### Task to carry out
Can you print every record below exactly as written?

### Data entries
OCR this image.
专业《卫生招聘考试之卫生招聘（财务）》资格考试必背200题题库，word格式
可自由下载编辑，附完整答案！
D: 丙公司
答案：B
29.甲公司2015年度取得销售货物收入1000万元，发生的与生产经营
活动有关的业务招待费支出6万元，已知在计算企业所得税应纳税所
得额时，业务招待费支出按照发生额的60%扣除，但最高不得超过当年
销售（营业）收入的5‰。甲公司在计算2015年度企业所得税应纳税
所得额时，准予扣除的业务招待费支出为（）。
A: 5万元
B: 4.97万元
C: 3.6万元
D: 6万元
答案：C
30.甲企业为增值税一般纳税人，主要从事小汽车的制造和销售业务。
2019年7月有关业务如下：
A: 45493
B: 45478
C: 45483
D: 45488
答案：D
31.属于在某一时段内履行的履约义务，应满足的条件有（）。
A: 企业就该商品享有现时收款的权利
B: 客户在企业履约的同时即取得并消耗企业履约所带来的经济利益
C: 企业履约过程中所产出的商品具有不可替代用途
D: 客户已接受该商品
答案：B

### Task result
OCR this image.
专业《卫生招聘考试之卫生招聘（财务）》资格考试必背200题题库，word格式
可自由下载编辑，附完整答案！
D: 丙公司
答案：B
29.甲公司2015年度取得销售货物收入1000万元，发生的与生产经营
活动有关的业务招待费支出6万元，已知在计算企业所得税应纳税所
得额时，业务招待费支出按照发生额的60%扣除，但最高不得超过当年
销售（营业）收入的5‰。甲公司在计算2015年度企业所得税应纳税
所得额时，准予扣除的业务招待费支出为（）。
A: 5万元
B: 4.97万元
C: 3.6万元
D: 6万元
答案：C
30.甲企业为增值税一般纳税人，主要从事小汽车的制造和销售业务。
2019年7月有关业务如下：
A: 45493
B: 45478
C: 45483
D: 45488
答案：D
31.属于在某一时段内履行的履约义务，应满足的条件有（）。
A: 企业就该商品享有现时收款的权利
B: 客户在企业履约的同时即取得并消耗企业履约所带来的经济利益
C: 企业履约过程中所产出的商品具有不可替代用途
D: 客户已接受该商品
答案：B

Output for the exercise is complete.